» Goal:
Draw out every line with the word "Enrollment" from the listing below.

[Begin The records]

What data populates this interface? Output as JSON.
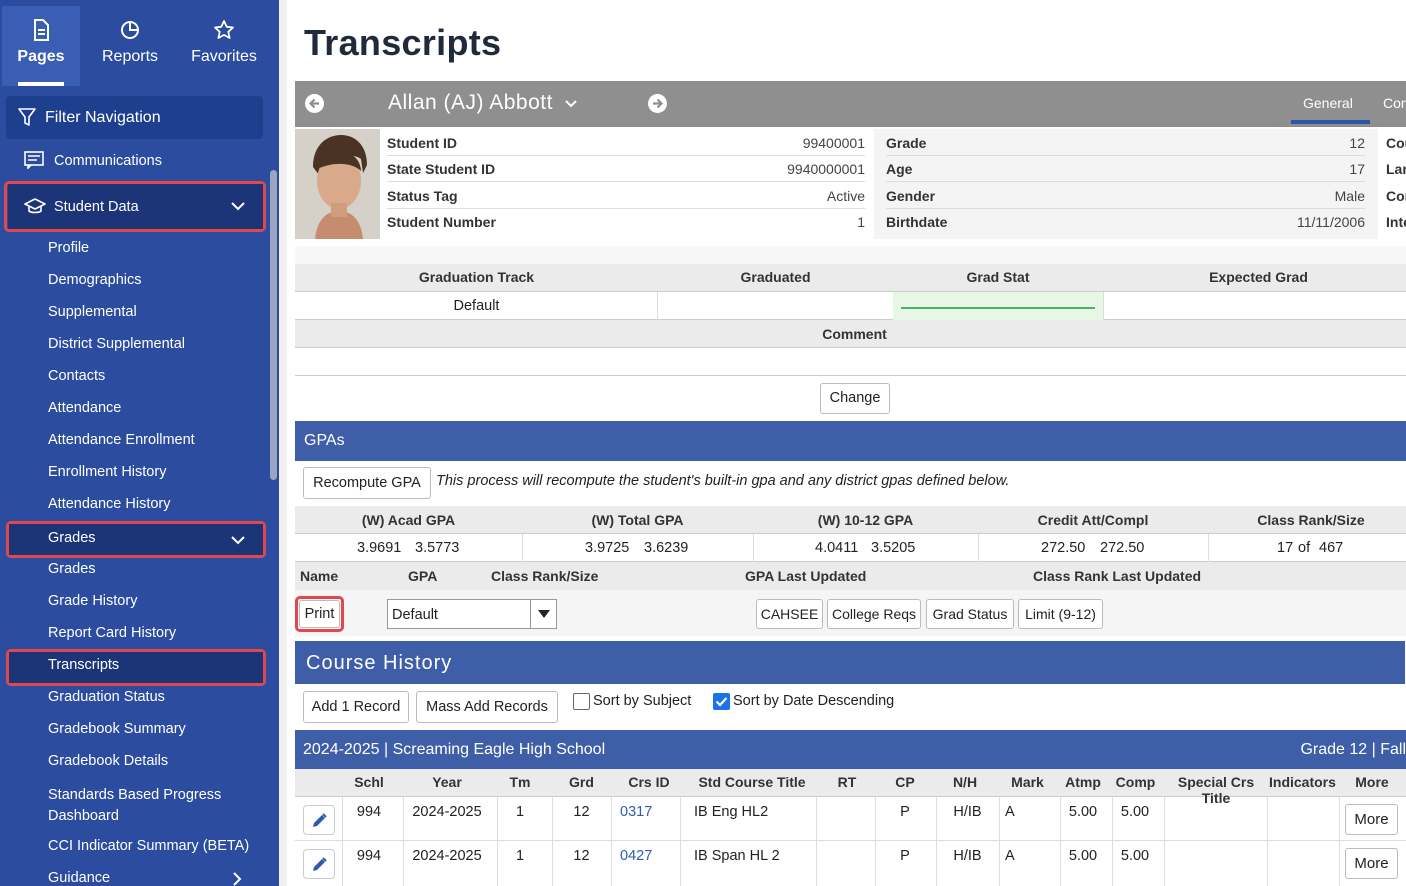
{
  "sidebar": {
    "tabs": [
      {
        "label": "Pages",
        "icon": "document-icon"
      },
      {
        "label": "Reports",
        "icon": "pie-chart-icon"
      },
      {
        "label": "Favorites",
        "icon": "star-icon"
      }
    ],
    "filter_label": "Filter Navigation",
    "communications": "Communications",
    "student_data": "Student Data",
    "student_items": [
      "Profile",
      "Demographics",
      "Supplemental",
      "District Supplemental",
      "Contacts",
      "Attendance",
      "Attendance Enrollment",
      "Enrollment History",
      "Attendance History"
    ],
    "grades_group": "Grades",
    "grades_items": [
      "Grades",
      "Grade History",
      "Report Card History",
      "Transcripts",
      "Graduation Status",
      "Gradebook Summary",
      "Gradebook Details"
    ],
    "standards_line1": "Standards Based Progress",
    "standards_line2": "Dashboard",
    "cci": "CCI Indicator Summary (BETA)",
    "guidance": "Guidance"
  },
  "page": {
    "title": "Transcripts",
    "student_name": "Allan (AJ) Abbott",
    "tab_general": "General",
    "tab_contacts": "Cont"
  },
  "student_info": {
    "left": [
      {
        "label": "Student ID",
        "value": "99400001"
      },
      {
        "label": "State Student ID",
        "value": "9940000001"
      },
      {
        "label": "Status Tag",
        "value": "Active"
      },
      {
        "label": "Student Number",
        "value": "1"
      }
    ],
    "right": [
      {
        "label": "Grade",
        "value": "12"
      },
      {
        "label": "Age",
        "value": "17"
      },
      {
        "label": "Gender",
        "value": "Male"
      },
      {
        "label": "Birthdate",
        "value": "11/11/2006"
      }
    ],
    "far_right": [
      "Cou",
      "Lan",
      "Cor",
      "Inte"
    ]
  },
  "graduation": {
    "headers": [
      "Graduation Track",
      "Graduated",
      "Grad Stat",
      "Expected Grad"
    ],
    "track_value": "Default",
    "comment_header": "Comment",
    "change_button": "Change"
  },
  "gpas": {
    "section_title": "GPAs",
    "recompute_button": "Recompute GPA",
    "recompute_note": "This process will recompute the student's built-in gpa and any district gpas defined below.",
    "headers": [
      "(W) Acad GPA",
      "(W) Total GPA",
      "(W) 10-12 GPA",
      "Credit Att/Compl",
      "Class Rank/Size"
    ],
    "values": [
      [
        "3.9691",
        "3.5773"
      ],
      [
        "3.9725",
        "3.6239"
      ],
      [
        "4.0411",
        "3.5205"
      ],
      [
        "272.50",
        "272.50"
      ],
      [
        "17",
        "of",
        "467"
      ]
    ],
    "sub_headers": [
      "Name",
      "GPA",
      "Class Rank/Size",
      "GPA Last Updated",
      "Class Rank Last Updated"
    ],
    "print_button": "Print",
    "select_value": "Default",
    "buttons": [
      "CAHSEE",
      "College Reqs",
      "Grad Status",
      "Limit (9-12)"
    ]
  },
  "course_history": {
    "section_title": "Course History",
    "add_button": "Add 1 Record",
    "mass_add_button": "Mass Add Records",
    "sort_subject": "Sort by Subject",
    "sort_date": "Sort by Date Descending",
    "term_title": "2024-2025 | Screaming Eagle High School",
    "term_grade": "Grade 12 | Fall",
    "columns": [
      "Schl",
      "Year",
      "Tm",
      "Grd",
      "Crs ID",
      "Std Course Title",
      "RT",
      "CP",
      "N/H",
      "Mark",
      "Atmp",
      "Comp",
      "Special Crs Title",
      "Indicators",
      "More"
    ],
    "rows": [
      {
        "schl": "994",
        "year": "2024-2025",
        "tm": "1",
        "grd": "12",
        "crs_id": "0317",
        "title": "IB Eng HL2",
        "rt": "",
        "cp": "P",
        "nh": "H/IB",
        "mark": "A",
        "atmp": "5.00",
        "comp": "5.00",
        "more": "More"
      },
      {
        "schl": "994",
        "year": "2024-2025",
        "tm": "1",
        "grd": "12",
        "crs_id": "0427",
        "title": "IB Span HL 2",
        "rt": "",
        "cp": "P",
        "nh": "H/IB",
        "mark": "A",
        "atmp": "5.00",
        "comp": "5.00",
        "more": "More"
      }
    ]
  },
  "colors": {
    "sidebar": "#2b4c9f",
    "highlight": "#e0484f",
    "section_bar": "#3f5ea8",
    "link": "#2e5bb0"
  }
}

[End The records]

» Expected answer:
      "Attendance Enrollment",
      "Enrollment History",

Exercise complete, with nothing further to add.